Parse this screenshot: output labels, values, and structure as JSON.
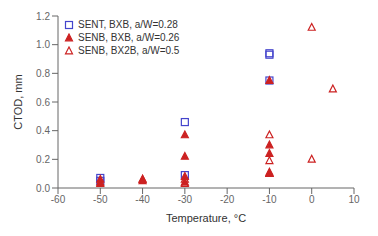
{
  "chart_data": {
    "type": "scatter",
    "xlabel": "Temperature, °C",
    "ylabel": "CTOD, mm",
    "xlim": [
      -60,
      10
    ],
    "ylim": [
      0,
      1.2
    ],
    "xticks": [
      -60,
      -50,
      -40,
      -30,
      -20,
      -10,
      0,
      10
    ],
    "yticks": [
      {
        "value": 0,
        "label": "0.0"
      },
      0.2,
      0.4,
      0.6,
      0.8,
      {
        "value": 1.0,
        "label": "1.0"
      },
      1.2
    ],
    "grid": false,
    "legend": "upper left",
    "series": [
      {
        "name": "SENT, BXB, a/W=0.28",
        "color": "#4444cc",
        "marker": "open-square",
        "x": [
          -50,
          -50,
          -30,
          -30,
          -10,
          -10,
          -10
        ],
        "values": [
          0.07,
          0.05,
          0.46,
          0.09,
          0.94,
          0.93,
          0.75
        ]
      },
      {
        "name": "SENB, BXB, a/W=0.26",
        "color": "#cc2222",
        "marker": "filled-triangle",
        "x": [
          -50,
          -50,
          -40,
          -40,
          -30,
          -30,
          -30,
          -30,
          -10,
          -10,
          -10,
          -10,
          -10
        ],
        "values": [
          0.06,
          0.03,
          0.06,
          0.05,
          0.37,
          0.22,
          0.08,
          0.04,
          0.75,
          0.3,
          0.24,
          0.1,
          0.1
        ]
      },
      {
        "name": "SENB, BX2B, a/W=0.5",
        "color": "#cc2222",
        "marker": "open-triangle",
        "x": [
          -50,
          -40,
          -30,
          -30,
          -10,
          -10,
          -10,
          -10,
          0,
          0,
          5
        ],
        "values": [
          0.04,
          0.06,
          0.06,
          0.03,
          0.37,
          0.19,
          0.11,
          0.1,
          1.12,
          0.2,
          0.69
        ]
      }
    ]
  }
}
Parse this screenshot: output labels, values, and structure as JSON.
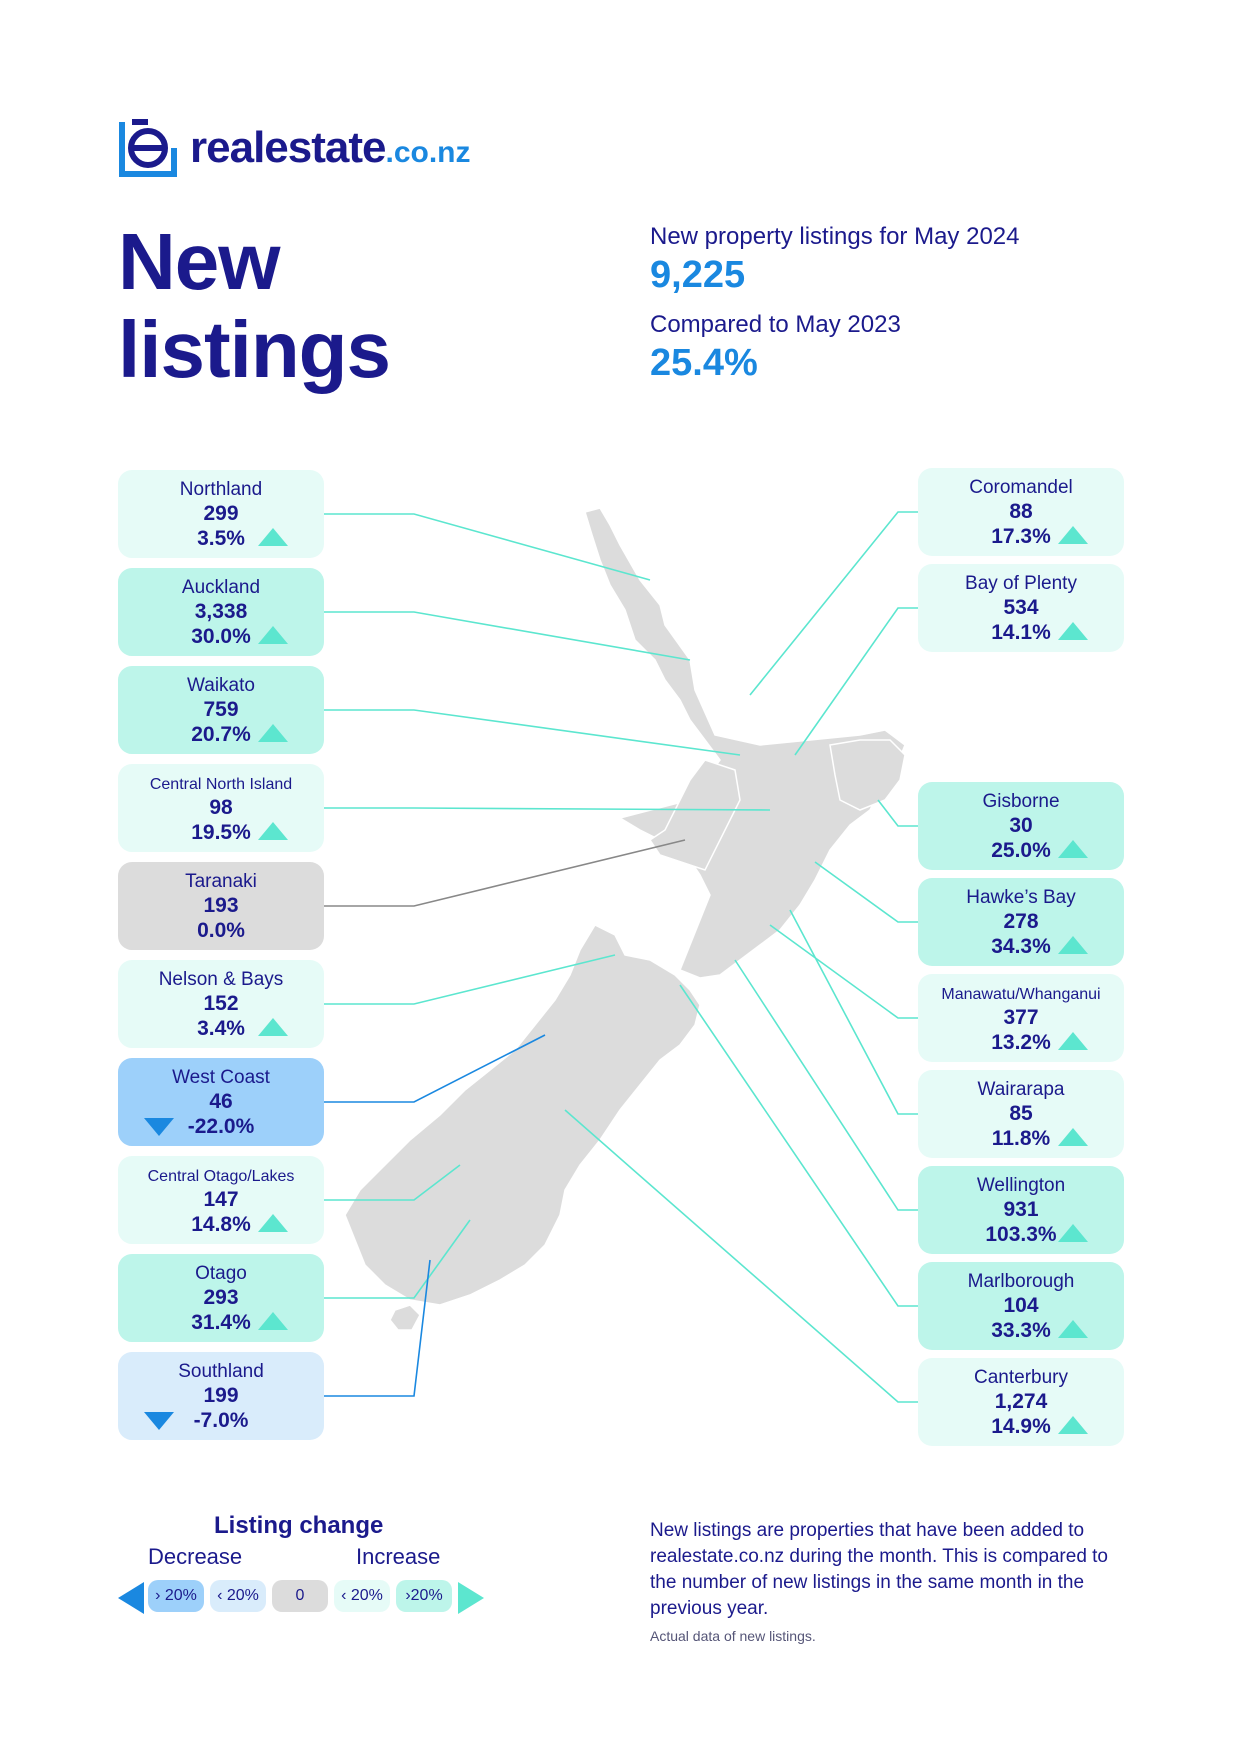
{
  "brand": {
    "name": "realestate",
    "tld": ".co.nz"
  },
  "title": {
    "line1": "New",
    "line2": "listings"
  },
  "summary": {
    "listings_label": "New property listings for May 2024",
    "listings_value": "9,225",
    "compare_label": "Compared to May 2023",
    "compare_value": "25.4%"
  },
  "colors": {
    "navy": "#1b1a8c",
    "blue": "#1a88e0",
    "increase": "#5ce6cf",
    "increase_low_bg": "#e6fbf7",
    "increase_high_bg": "#bdf5ea",
    "zero_bg": "#dcdcdc",
    "decrease_low_bg": "#d9ecfb",
    "decrease_high_bg": "#9dd0fa",
    "map_land": "#dcdcdc"
  },
  "regions": [
    {
      "id": "northland",
      "name": "Northland",
      "count": "299",
      "change": "3.5%",
      "direction": "up",
      "level": "inc-low"
    },
    {
      "id": "auckland",
      "name": "Auckland",
      "count": "3,338",
      "change": "30.0%",
      "direction": "up",
      "level": "inc-high"
    },
    {
      "id": "waikato",
      "name": "Waikato",
      "count": "759",
      "change": "20.7%",
      "direction": "up",
      "level": "inc-high"
    },
    {
      "id": "central-north-island",
      "name": "Central North Island",
      "count": "98",
      "change": "19.5%",
      "direction": "up",
      "level": "inc-low"
    },
    {
      "id": "taranaki",
      "name": "Taranaki",
      "count": "193",
      "change": "0.0%",
      "direction": "none",
      "level": "zero"
    },
    {
      "id": "nelson-bays",
      "name": "Nelson & Bays",
      "count": "152",
      "change": "3.4%",
      "direction": "up",
      "level": "inc-low"
    },
    {
      "id": "west-coast",
      "name": "West Coast",
      "count": "46",
      "change": "-22.0%",
      "direction": "down",
      "level": "dec-high"
    },
    {
      "id": "central-otago-lakes",
      "name": "Central Otago/Lakes",
      "count": "147",
      "change": "14.8%",
      "direction": "up",
      "level": "inc-low"
    },
    {
      "id": "otago",
      "name": "Otago",
      "count": "293",
      "change": "31.4%",
      "direction": "up",
      "level": "inc-high"
    },
    {
      "id": "southland",
      "name": "Southland",
      "count": "199",
      "change": "-7.0%",
      "direction": "down",
      "level": "dec-low"
    },
    {
      "id": "coromandel",
      "name": "Coromandel",
      "count": "88",
      "change": "17.3%",
      "direction": "up",
      "level": "inc-low"
    },
    {
      "id": "bay-of-plenty",
      "name": "Bay of Plenty",
      "count": "534",
      "change": "14.1%",
      "direction": "up",
      "level": "inc-low"
    },
    {
      "id": "gisborne",
      "name": "Gisborne",
      "count": "30",
      "change": "25.0%",
      "direction": "up",
      "level": "inc-high"
    },
    {
      "id": "hawkes-bay",
      "name": "Hawke’s Bay",
      "count": "278",
      "change": "34.3%",
      "direction": "up",
      "level": "inc-high"
    },
    {
      "id": "manawatu-whanganui",
      "name": "Manawatu/Whanganui",
      "count": "377",
      "change": "13.2%",
      "direction": "up",
      "level": "inc-low"
    },
    {
      "id": "wairarapa",
      "name": "Wairarapa",
      "count": "85",
      "change": "11.8%",
      "direction": "up",
      "level": "inc-low"
    },
    {
      "id": "wellington",
      "name": "Wellington",
      "count": "931",
      "change": "103.3%",
      "direction": "up",
      "level": "inc-high"
    },
    {
      "id": "marlborough",
      "name": "Marlborough",
      "count": "104",
      "change": "33.3%",
      "direction": "up",
      "level": "inc-high"
    },
    {
      "id": "canterbury",
      "name": "Canterbury",
      "count": "1,274",
      "change": "14.9%",
      "direction": "up",
      "level": "inc-low"
    }
  ],
  "legend": {
    "title": "Listing change",
    "decrease_label": "Decrease",
    "increase_label": "Increase",
    "chips": [
      "› 20%",
      "‹ 20%",
      "0",
      "‹ 20%",
      "›20%"
    ]
  },
  "footnote": {
    "text": "New listings are properties that have been added to realestate.co.nz during the month. This is compared to the number of new listings in the same month in the previous year.",
    "small": "Actual data of new listings."
  }
}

**TASK GOAL**
Go through the material and copy out every line with "SENB" in it.

**FINISHED EXERCISE**
        "name": "SENB, BXB, a/W=0.26",
        "name": "SENB, BX2B, a/W=0.5",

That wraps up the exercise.